-- Start of RECORDS FOR PROCESSING --
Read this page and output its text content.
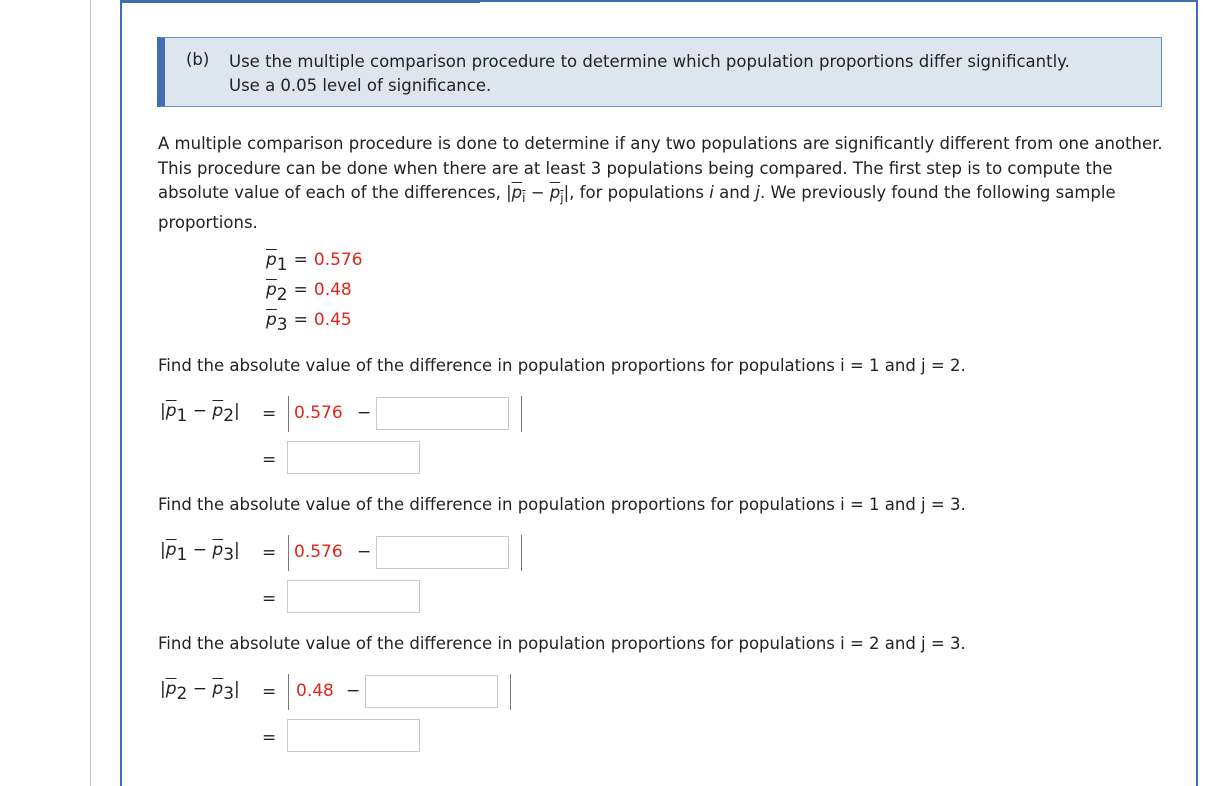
(b) Use the multiple comparison procedure to determine which population proportions differ significantly.
Use a 0.05 level of significance.
A multiple comparison procedure is done to determine if any two populations are significantly different from one another. This procedure can be done when there are at least 3 populations being compared. The first step is to compute the absolute value of each of the differences, $|p_i - p_j|$, for populations i and j. We previously found the following sample proportions.
$\overline{p}1 = 0.576$
$\overline{p}2 = 0.48$
$\overline{p}3 = 0.45$
Find the absolute value of the difference in population proportions for populations i = 1 and j = 2.
$|\overline{p}1 - \overline{p}2| = 0.576$ −
=
Find the absolute value of the difference in population proportions for populations i = 1 and j = 3.
$|\overline{p}1 - \overline{p}3| = 0.576$ −
=
Find the absolute value of the difference in population proportions for populations i = 2 and j = 3.
$|\overline{p}2 - \overline{p}3| = 0.48$ −
=
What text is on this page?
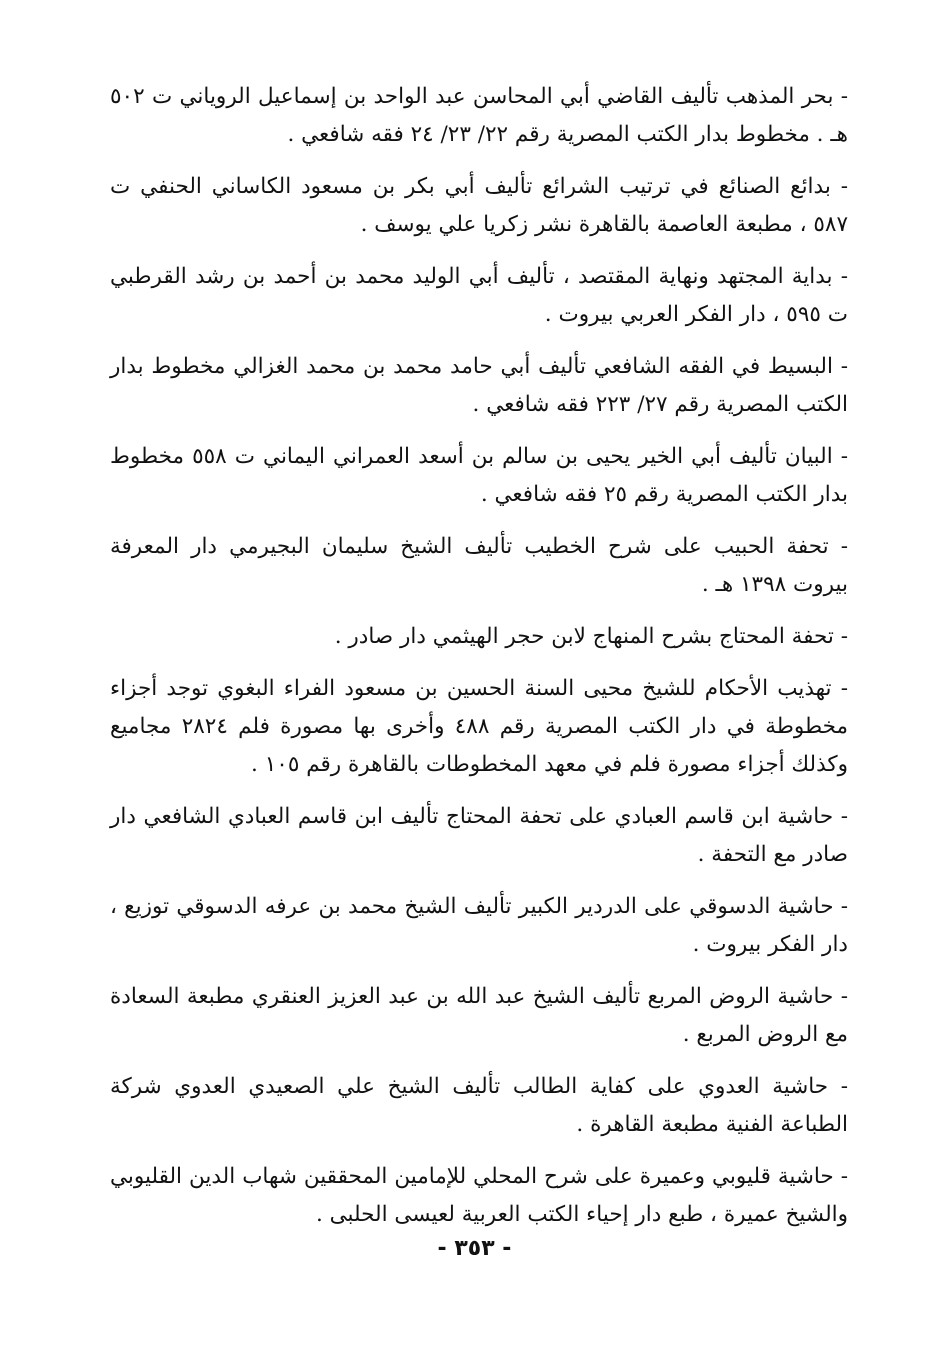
- بحر المذهب تأليف القاضي أبي المحاسن عبد الواحد بن إسماعيل الروياني ت ٥٠٢ هـ . مخطوط بدار الكتب المصرية رقم ٢٢/ ٢٣/ ٢٤ فقه شافعي .

- بدائع الصنائع في ترتيب الشرائع تأليف أبي بكر بن مسعود الكاساني الحنفي ت ٥٨٧ ، مطبعة العاصمة بالقاهرة نشر زكريا علي يوسف .

- بداية المجتهد ونهاية المقتصد ، تأليف أبي الوليد محمد بن أحمد بن رشد القرطبي ت ٥٩٥ ، دار الفكر العربي بيروت .

- البسيط في الفقه الشافعي تأليف أبي حامد محمد بن محمد الغزالي مخطوط بدار الكتب المصرية رقم ٢٧/ ٢٢٣ فقه شافعي .

- البيان تأليف أبي الخير يحيى بن سالم بن أسعد العمراني اليماني ت ٥٥٨ مخطوط بدار الكتب المصرية رقم ٢٥ فقه شافعي .

- تحفة الحبيب على شرح الخطيب تأليف الشيخ سليمان البجيرمي دار المعرفة بيروت ١٣٩٨ هـ .

- تحفة المحتاج بشرح المنهاج لابن حجر الهيثمي دار صادر .

- تهذيب الأحكام للشيخ محيى السنة الحسين بن مسعود الفراء البغوي توجد أجزاء مخطوطة في دار الكتب المصرية رقم ٤٨٨ وأخرى بها مصورة فلم ٢٨٢٤ مجاميع وكذلك أجزاء مصورة فلم في معهد المخطوطات بالقاهرة رقم ١٠٥ .

- حاشية ابن قاسم العبادي على تحفة المحتاج تأليف ابن قاسم العبادي الشافعي دار صادر مع التحفة .

- حاشية الدسوقي على الدردير الكبير تأليف الشيخ محمد بن عرفه الدسوقي توزيع ، دار الفكر بيروت .

- حاشية الروض المربع تأليف الشيخ عبد الله بن عبد العزيز العنقري مطبعة السعادة مع الروض المربع .

- حاشية العدوي على كفاية الطالب تأليف الشيخ علي الصعيدي العدوي شركة الطباعة الفنية مطبعة القاهرة .

- حاشية قليوبي وعميرة على شرح المحلي للإمامين المحققين شهاب الدين القليوبي والشيخ عميرة ، طبع دار إحياء الكتب العربية لعيسى الحلبى .

- ٣٥٣ -
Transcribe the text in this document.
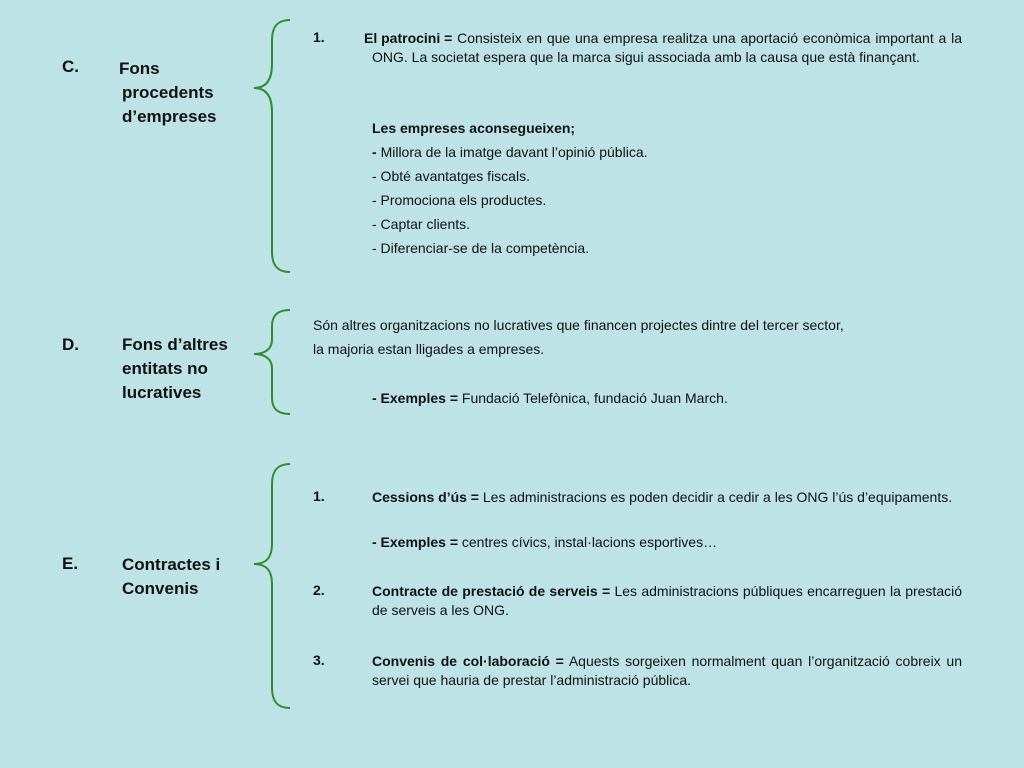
C. Fons
procedents
d’empreses
1.	El patrocini = Consisteix en que una empresa realitza una aportació econòmica important a la ONG. La societat espera que la marca sigui associada amb la causa que està finançant.
Les empreses aconsegueixen;
- Millora de la imatge davant l’opinió pública.
- Obté avantatges fiscals.
- Promociona els productes.
- Captar clients.
- Diferenciar-se de la competència.
D.	Fons d’altres
entitats no
lucratives
Són altres organitzacions no lucratives que financen projectes dintre del tercer sector,
la majoria estan lligades a empreses.
- Exemples = Fundació Telefònica, fundació Juan March.
E.	Contractes i
Convenis
1.	Cessions d’ús = Les administracions es poden decidir a cedir a les ONG l’ús d’equipaments.
- Exemples = centres cívics, instal·lacions esportives…
2.	Contracte de prestació de serveis = Les administracions públiques encarreguen la prestació de serveis a les ONG.
3.	Convenis de col·laboració = Aquests sorgeixen normalment quan l’organització cobreix un servei que hauria de prestar l’administració pública.
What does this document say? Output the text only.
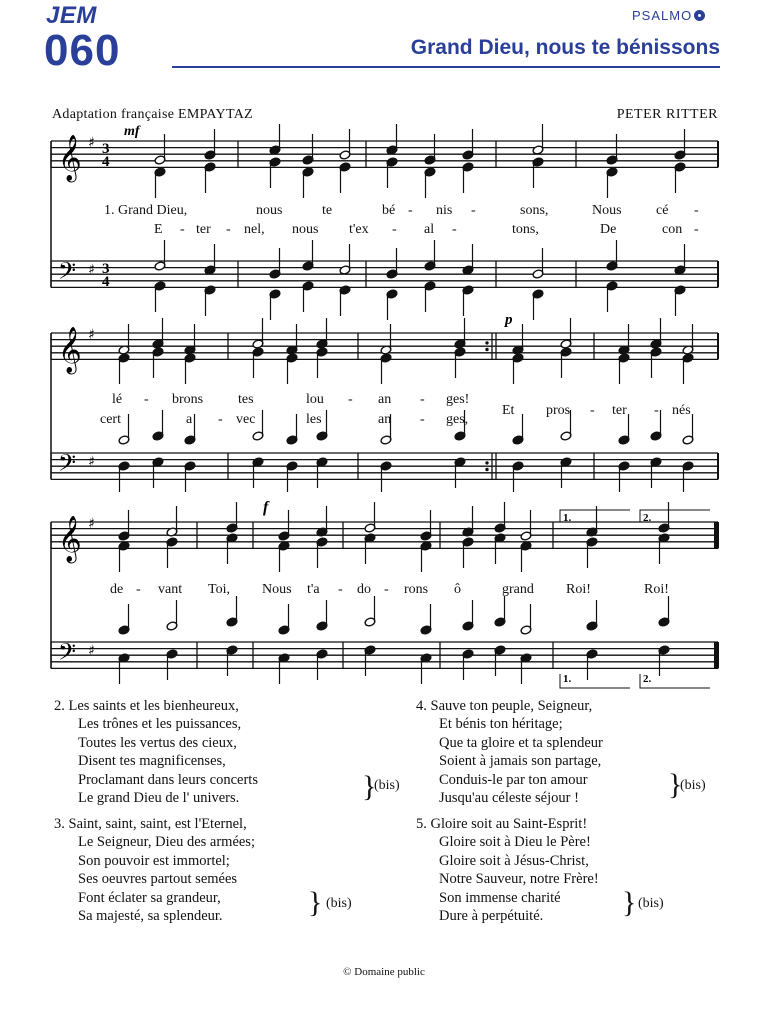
JEM
060
PSALMO
Grand Dieu, nous te bénissons
Adaptation française EMPAYTAZ	PETER RITTER
𝄞
𝄢
♯
♯
3
3
4
4
𝄞
𝄢
♯
♯
𝄞
𝄢
♯
♯
mf
p
f
1.	2.
1.	2.
1. Grand Dieu,	nous	te	bé - nis -	sons,	Nous cé -
E - ter - nel, nous t'ex - al -	tons,	De	con -
lé - brons tes	lou - an - ges!
cert	a - vec	les	an - ges,
Et pros - ter - nés
de - vant Toi, Nous t'a - do - rons ô	grand Roi!	Roi!
2. Les saints et les bienheureux,
Les trônes et les puissances,
Toutes les vertus des cieux,
Disent tes magnificenses,
Proclamant dans leurs concerts
Le grand Dieu de l' univers.	}
(bis)
3. Saint, saint, saint, est l'Eternel,
Le Seigneur, Dieu des armées;
Son pouvoir est immortel;
Ses oeuvres partout semées
Font éclater sa grandeur,
Sa majesté, sa splendeur.	} (bis)
4. Sauve ton peuple, Seigneur,
Et bénis ton héritage;
Que ta gloire et ta splendeur
Soient à jamais son partage,
Conduis-le par ton amour
Jusqu'au céleste séjour !	}
(bis)
5. Gloire soit au Saint-Esprit!
Gloire soit à Dieu le Père!
Gloire soit à Jésus-Christ,
Notre Sauveur, notre Frère!
Son immense charité
Dure à perpétuité.	} (bis)
© Domaine public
-- End of RECORDS FOR PROCESSING --
■ **SET EXERCISE**: Restate the full listing verbatim and drop every picture.

■ **OUTPUT**:
Read this page and output its text content.
(b) Use the multiple comparison procedure to determine which population proportions differ significantly.
Use a 0.05 level of significance.
A multiple comparison procedure is done to determine if any two populations are significantly different from one another. This procedure can be done when there are at least 3 populations being compared. The first step is to compute the absolute value of each of the differences, $|p_i - p_j|$, for populations i and j. We previously found the following sample proportions.
$\overline{p}1 = 0.576$
$\overline{p}2 = 0.48$
$\overline{p}3 = 0.45$
Find the absolute value of the difference in population proportions for populations i = 1 and j = 2.
$|\overline{p}1 - \overline{p}2| = 0.576$ −
=
Find the absolute value of the difference in population proportions for populations i = 1 and j = 3.
$|\overline{p}1 - \overline{p}3| = 0.576$ −
=
Find the absolute value of the difference in population proportions for populations i = 2 and j = 3.
$|\overline{p}2 - \overline{p}3| = 0.48$ −
=
What text is on this page?
- بحر المذهب تأليف القاضي أبي المحاسن عبد الواحد بن إسماعيل الروياني ت ٥٠٢ هـ . مخطوط بدار الكتب المصرية رقم ٢٢/ ٢٣/ ٢٤ فقه شافعي .

- بدائع الصنائع في ترتيب الشرائع تأليف أبي بكر بن مسعود الكاساني الحنفي ت ٥٨٧ ، مطبعة العاصمة بالقاهرة نشر زكريا علي يوسف .

- بداية المجتهد ونهاية المقتصد ، تأليف أبي الوليد محمد بن أحمد بن رشد القرطبي ت ٥٩٥ ، دار الفكر العربي بيروت .

- البسيط في الفقه الشافعي تأليف أبي حامد محمد بن محمد الغزالي مخطوط بدار الكتب المصرية رقم ٢٧/ ٢٢٣ فقه شافعي .

- البيان تأليف أبي الخير يحيى بن سالم بن أسعد العمراني اليماني ت ٥٥٨ مخطوط بدار الكتب المصرية رقم ٢٥ فقه شافعي .

- تحفة الحبيب على شرح الخطيب تأليف الشيخ سليمان البجيرمي دار المعرفة بيروت ١٣٩٨ هـ .

- تحفة المحتاج بشرح المنهاج لابن حجر الهيثمي دار صادر .

- تهذيب الأحكام للشيخ محيى السنة الحسين بن مسعود الفراء البغوي توجد أجزاء مخطوطة في دار الكتب المصرية رقم ٤٨٨ وأخرى بها مصورة فلم ٢٨٢٤ مجاميع وكذلك أجزاء مصورة فلم في معهد المخطوطات بالقاهرة رقم ١٠٥ .

- حاشية ابن قاسم العبادي على تحفة المحتاج تأليف ابن قاسم العبادي الشافعي دار صادر مع التحفة .

- حاشية الدسوقي على الدردير الكبير تأليف الشيخ محمد بن عرفه الدسوقي توزيع ، دار الفكر بيروت .

- حاشية الروض المربع تأليف الشيخ عبد الله بن عبد العزيز العنقري مطبعة السعادة مع الروض المربع .

- حاشية العدوي على كفاية الطالب تأليف الشيخ علي الصعيدي العدوي شركة الطباعة الفنية مطبعة القاهرة .

- حاشية قليوبي وعميرة على شرح المحلي للإمامين المحققين شهاب الدين القليوبي والشيخ عميرة ، طبع دار إحياء الكتب العربية لعيسى الحلبى .

- ٣٥٣ -
Transcribe the text in this document.
C. Fons
procedents
d’empreses
1.	El patrocini = Consisteix en que una empresa realitza una aportació econòmica important a la ONG. La societat espera que la marca sigui associada amb la causa que està finançant.
Les empreses aconsegueixen;
- Millora de la imatge davant l’opinió pública.
- Obté avantatges fiscals.
- Promociona els productes.
- Captar clients.
- Diferenciar-se de la competència.
D.	Fons d’altres
entitats no
lucratives
Són altres organitzacions no lucratives que financen projectes dintre del tercer sector,
la majoria estan lligades a empreses.
- Exemples = Fundació Telefònica, fundació Juan March.
E.	Contractes i
Convenis
1.	Cessions d’ús = Les administracions es poden decidir a cedir a les ONG l’ús d’equipaments.
- Exemples = centres cívics, instal·lacions esportives…
2.	Contracte de prestació de serveis = Les administracions públiques encarreguen la prestació de serveis a les ONG.
3.	Convenis de col·laboració = Aquests sorgeixen normalment quan l’organització cobreix un servei que hauria de prestar l’administració pública.
What does this document say? Output the text only.
JEM
060
PSALMO
Grand Dieu, nous te bénissons
Adaptation française EMPAYTAZ	PETER RITTER
𝄞
𝄢
♯
♯
3
3
4
4
𝄞
𝄢
♯
♯
𝄞
𝄢
♯
♯
mf
p
f
1.	2.
1.	2.
1. Grand Dieu,	nous	te	bé - nis -	sons,	Nous cé -
E - ter - nel, nous t'ex - al -	tons,	De	con -
lé - brons tes	lou - an - ges!
cert	a - vec	les	an - ges,
Et pros - ter - nés
de - vant Toi, Nous t'a - do - rons ô	grand Roi!	Roi!
2. Les saints et les bienheureux,
Les trônes et les puissances,
Toutes les vertus des cieux,
Disent tes magnificenses,
Proclamant dans leurs concerts
Le grand Dieu de l' univers.	}
(bis)
3. Saint, saint, saint, est l'Eternel,
Le Seigneur, Dieu des armées;
Son pouvoir est immortel;
Ses oeuvres partout semées
Font éclater sa grandeur,
Sa majesté, sa splendeur.	} (bis)
4. Sauve ton peuple, Seigneur,
Et bénis ton héritage;
Que ta gloire et ta splendeur
Soient à jamais son partage,
Conduis-le par ton amour
Jusqu'au céleste séjour !	}
(bis)
5. Gloire soit au Saint-Esprit!
Gloire soit à Dieu le Père!
Gloire soit à Jésus-Christ,
Notre Sauveur, notre Frère!
Son immense charité
Dure à perpétuité.	} (bis)
© Domaine public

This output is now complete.